## Direction
Extract the data exactly, missing nothing.

## Data for the task
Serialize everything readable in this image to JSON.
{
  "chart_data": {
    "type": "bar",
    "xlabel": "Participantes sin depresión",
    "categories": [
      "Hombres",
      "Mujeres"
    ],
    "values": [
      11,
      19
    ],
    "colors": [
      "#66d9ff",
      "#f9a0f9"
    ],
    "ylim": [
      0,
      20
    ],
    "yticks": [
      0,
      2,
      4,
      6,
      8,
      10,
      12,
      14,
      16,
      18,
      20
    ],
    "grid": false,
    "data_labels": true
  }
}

## Answer to the exercise
Serialize everything readable in this image to JSON.
{
  "chart_data": {
    "type": "bar",
    "xlabel": "Participantes sin depresión",
    "categories": [
      "Hombres",
      "Mujeres"
    ],
    "values": [
      11,
      19
    ],
    "colors": [
      "#66d9ff",
      "#f9a0f9"
    ],
    "ylim": [
      0,
      20
    ],
    "yticks": [
      0,
      2,
      4,
      6,
      8,
      10,
      12,
      14,
      16,
      18,
      20
    ],
    "grid": false,
    "data_labels": true
  }
}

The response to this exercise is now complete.